▶ _REQUIRED TASK_
Repeat every entry word for word, skipping the pictures.
>> start INPUT ROWS
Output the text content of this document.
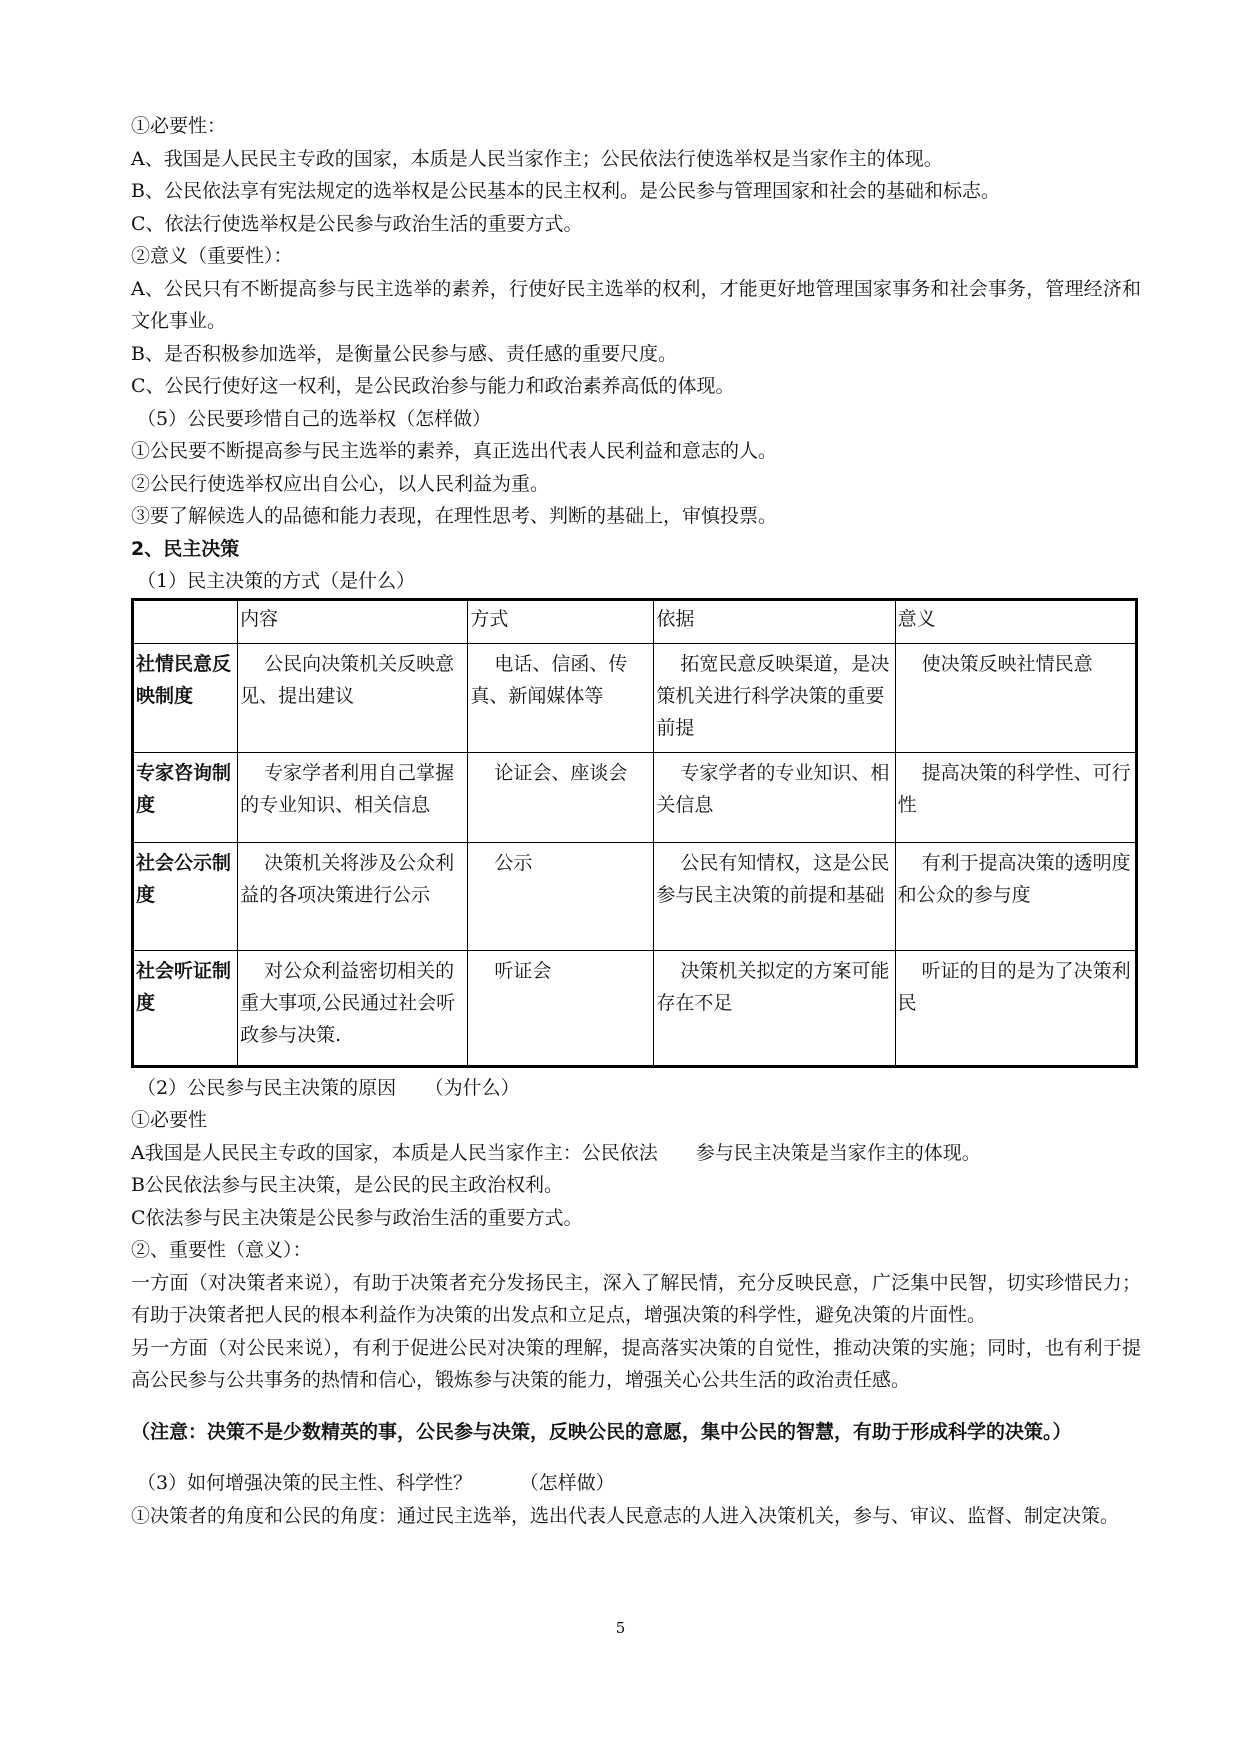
①必要性：

A、我国是人民民主专政的国家，本质是人民当家作主；公民依法行使选举权是当家作主的体现。

B、公民依法享有宪法规定的选举权是公民基本的民主权利。是公民参与管理国家和社会的基础和标志。

C、依法行使选举权是公民参与政治生活的重要方式。

②意义（重要性）：

A、公民只有不断提高参与民主选举的素养，行使好民主选举的权利，才能更好地管理国家事务和社会事务，管理经济和文化事业。

B、是否积极参加选举，是衡量公民参与感、责任感的重要尺度。

C、公民行使好这一权利，是公民政治参与能力和政治素养高低的体现。

（5）公民要珍惜自己的选举权（怎样做）

①公民要不断提高参与民主选举的素养，真正选出代表人民利益和意志的人。

②公民行使选举权应出自公心，以人民利益为重。

③要了解候选人的品德和能力表现，在理性思考、判断的基础上，审慎投票。

2、民主决策

（1）民主决策的方式（是什么）

	内容	方式	依据	意义
社情民意反映制度	公民向决策机关反映意见、提出建议	电话、信函、传真、新闻媒体等	拓宽民意反映渠道，是决策机关进行科学决策的重要前提	使决策反映社情民意
专家咨询制度	专家学者利用自己掌握的专业知识、相关信息	论证会、座谈会	专家学者的专业知识、相关信息	提高决策的科学性、可行性
社会公示制度	决策机关将涉及公众利益的各项决策进行公示	公示	公民有知情权，这是公民参与民主决策的前提和基础	有利于提高决策的透明度和公众的参与度
社会听证制度	对公众利益密切相关的重大事项,公民通过社会听政参与决策.	听证会	决策机关拟定的方案可能存在不足	听证的目的是为了决策利民

（2）公民参与民主决策的原因　　（为什么）

①必要性

A我国是人民民主专政的国家，本质是人民当家作主：公民依法　　参与民主决策是当家作主的体现。

B公民依法参与民主决策，是公民的民主政治权利。

C依法参与民主决策是公民参与政治生活的重要方式。

②、重要性（意义）：

一方面（对决策者来说），有助于决策者充分发扬民主，深入了解民情，充分反映民意，广泛集中民智，切实珍惜民力；有助于决策者把人民的根本利益作为决策的出发点和立足点，增强决策的科学性，避免决策的片面性。

另一方面（对公民来说），有利于促进公民对决策的理解，提高落实决策的自觉性，推动决策的实施；同时，也有利于提高公民参与公共事务的热情和信心，锻炼参与决策的能力，增强关心公共生活的政治责任感。

（注意：决策不是少数精英的事，公民参与决策，反映公民的意愿，集中公民的智慧，有助于形成科学的决策。）

（3）如何增强决策的民主性、科学性？　　　（怎样做）

①决策者的角度和公民的角度：通过民主选举，选出代表人民意志的人进入决策机关，参与、审议、监督、制定决策。

5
>> end INPUT ROWS
▶ _SOLUTION BELOW_
Output the text content of this document.
①必要性：

A、我国是人民民主专政的国家，本质是人民当家作主；公民依法行使选举权是当家作主的体现。

B、公民依法享有宪法规定的选举权是公民基本的民主权利。是公民参与管理国家和社会的基础和标志。

C、依法行使选举权是公民参与政治生活的重要方式。

②意义（重要性）：

A、公民只有不断提高参与民主选举的素养，行使好民主选举的权利，才能更好地管理国家事务和社会事务，管理经济和文化事业。

B、是否积极参加选举，是衡量公民参与感、责任感的重要尺度。

C、公民行使好这一权利，是公民政治参与能力和政治素养高低的体现。

（5）公民要珍惜自己的选举权（怎样做）

①公民要不断提高参与民主选举的素养，真正选出代表人民利益和意志的人。

②公民行使选举权应出自公心，以人民利益为重。

③要了解候选人的品德和能力表现，在理性思考、判断的基础上，审慎投票。

2、民主决策

（1）民主决策的方式（是什么）

	内容	方式	依据	意义
社情民意反映制度	公民向决策机关反映意见、提出建议	电话、信函、传真、新闻媒体等	拓宽民意反映渠道，是决策机关进行科学决策的重要前提	使决策反映社情民意
专家咨询制度	专家学者利用自己掌握的专业知识、相关信息	论证会、座谈会	专家学者的专业知识、相关信息	提高决策的科学性、可行性
社会公示制度	决策机关将涉及公众利益的各项决策进行公示	公示	公民有知情权，这是公民参与民主决策的前提和基础	有利于提高决策的透明度和公众的参与度
社会听证制度	对公众利益密切相关的重大事项,公民通过社会听政参与决策.	听证会	决策机关拟定的方案可能存在不足	听证的目的是为了决策利民

（2）公民参与民主决策的原因　　（为什么）

①必要性

A我国是人民民主专政的国家，本质是人民当家作主：公民依法　　参与民主决策是当家作主的体现。

B公民依法参与民主决策，是公民的民主政治权利。

C依法参与民主决策是公民参与政治生活的重要方式。

②、重要性（意义）：

一方面（对决策者来说），有助于决策者充分发扬民主，深入了解民情，充分反映民意，广泛集中民智，切实珍惜民力；有助于决策者把人民的根本利益作为决策的出发点和立足点，增强决策的科学性，避免决策的片面性。

另一方面（对公民来说），有利于促进公民对决策的理解，提高落实决策的自觉性，推动决策的实施；同时，也有利于提高公民参与公共事务的热情和信心，锻炼参与决策的能力，增强关心公共生活的政治责任感。

（注意：决策不是少数精英的事，公民参与决策，反映公民的意愿，集中公民的智慧，有助于形成科学的决策。）

（3）如何增强决策的民主性、科学性？　　　（怎样做）

①决策者的角度和公民的角度：通过民主选举，选出代表人民意志的人进入决策机关，参与、审议、监督、制定决策。

5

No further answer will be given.